» **WHAT YOU ARE ASKED TO DO**
Determine the number of lines containing the word "screenshot", and state that figure alone.
··· ITEMS
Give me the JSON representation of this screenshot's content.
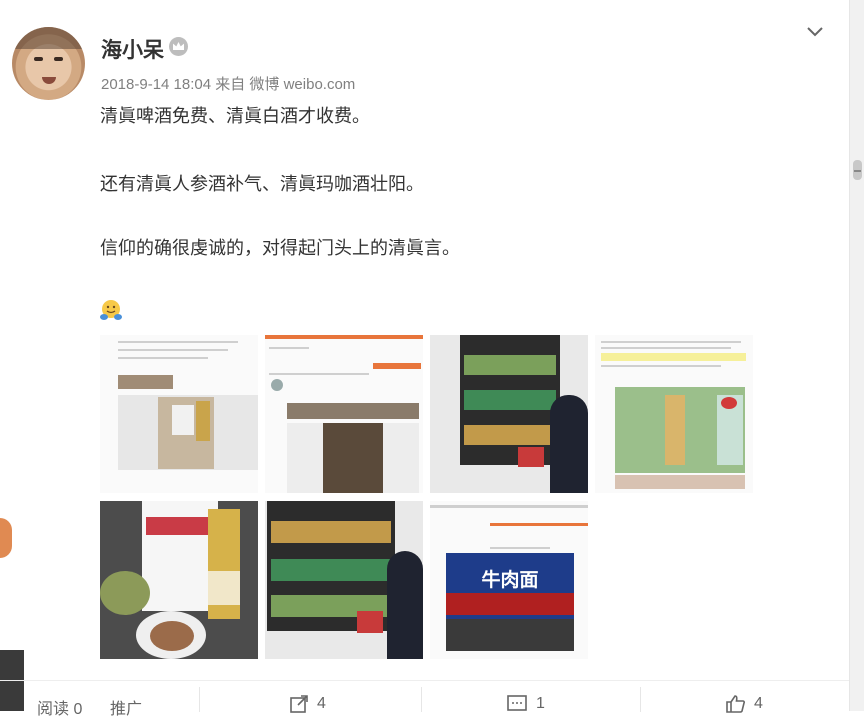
{
  "post": {
    "username": "海小呆",
    "meta": "2018-9-14 18:04 来自 微博 weibo.com",
    "lines": [
      "清眞啤酒免费、清眞白酒才收费。",
      "还有清眞人参酒补气、清眞玛咖酒壮阳。",
      "信仰的确很虔诚的，对得起门头上的清眞言。"
    ]
  },
  "images": [
    {
      "name": "screenshot-article-1"
    },
    {
      "name": "screenshot-article-2"
    },
    {
      "name": "liquor-shelf-photo-1"
    },
    {
      "name": "screenshot-ginseng-wine"
    },
    {
      "name": "hotpot-table-photo"
    },
    {
      "name": "liquor-shelf-photo-2"
    },
    {
      "name": "restaurant-sign-screenshot"
    }
  ],
  "sign_text": "牛肉面",
  "footer": {
    "read": "阅读 0",
    "promote": "推广",
    "repost_count": "4",
    "comment_count": "1",
    "like_count": "4"
  },
  "colors": {
    "accent": "#e8753b",
    "text": "#333333",
    "meta": "#808080"
  }
}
······
» **RESPONSE**
5